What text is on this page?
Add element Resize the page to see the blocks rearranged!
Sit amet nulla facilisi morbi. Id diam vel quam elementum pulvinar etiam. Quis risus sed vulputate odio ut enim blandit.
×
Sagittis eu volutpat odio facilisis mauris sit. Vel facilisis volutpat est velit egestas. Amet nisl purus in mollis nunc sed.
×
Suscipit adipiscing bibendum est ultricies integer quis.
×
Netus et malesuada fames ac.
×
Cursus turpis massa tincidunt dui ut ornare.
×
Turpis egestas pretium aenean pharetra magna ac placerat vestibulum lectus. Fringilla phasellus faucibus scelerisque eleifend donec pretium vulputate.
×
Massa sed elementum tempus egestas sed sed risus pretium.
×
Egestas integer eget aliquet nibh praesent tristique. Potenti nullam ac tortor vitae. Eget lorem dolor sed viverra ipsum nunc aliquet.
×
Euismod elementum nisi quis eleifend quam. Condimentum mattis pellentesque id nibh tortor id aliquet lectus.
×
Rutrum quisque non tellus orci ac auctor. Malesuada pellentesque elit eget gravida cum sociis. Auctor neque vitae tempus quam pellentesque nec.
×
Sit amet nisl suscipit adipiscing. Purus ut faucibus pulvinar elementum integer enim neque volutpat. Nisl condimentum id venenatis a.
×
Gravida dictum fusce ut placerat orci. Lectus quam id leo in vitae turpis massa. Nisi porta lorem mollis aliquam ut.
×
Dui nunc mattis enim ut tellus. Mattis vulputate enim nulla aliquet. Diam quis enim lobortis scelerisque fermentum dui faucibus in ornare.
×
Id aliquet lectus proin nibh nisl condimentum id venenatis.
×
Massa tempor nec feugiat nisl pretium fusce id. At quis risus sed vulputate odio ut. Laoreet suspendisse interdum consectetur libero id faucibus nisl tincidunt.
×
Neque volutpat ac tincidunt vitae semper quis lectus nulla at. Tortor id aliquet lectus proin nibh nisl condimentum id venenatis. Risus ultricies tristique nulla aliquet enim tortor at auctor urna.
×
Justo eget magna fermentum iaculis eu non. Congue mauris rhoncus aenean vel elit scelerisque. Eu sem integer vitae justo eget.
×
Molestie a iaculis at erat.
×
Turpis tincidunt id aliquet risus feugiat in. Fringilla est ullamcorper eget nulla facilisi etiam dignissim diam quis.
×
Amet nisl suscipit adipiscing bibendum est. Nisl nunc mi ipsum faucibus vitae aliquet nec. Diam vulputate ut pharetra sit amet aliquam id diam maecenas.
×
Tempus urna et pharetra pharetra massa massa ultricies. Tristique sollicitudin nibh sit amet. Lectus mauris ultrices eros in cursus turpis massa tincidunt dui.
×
:::::
• **DO THIS**
Find and copy every line in the entries above where the string "elementum" occurs.

• **ANSWER TO THIS TASK**
Sit amet nulla facilisi morbi. Id diam vel quam elementum pulvinar etiam. Quis risus sed vulputate odio ut enim blandit.
Massa sed elementum tempus egestas sed sed risus pretium.
Euismod elementum nisi quis eleifend quam. Condimentum mattis pellentesque id nibh tortor id aliquet lectus.
Sit amet nisl suscipit adipiscing. Purus ut faucibus pulvinar elementum integer enim neque volutpat. Nisl condimentum id venenatis a.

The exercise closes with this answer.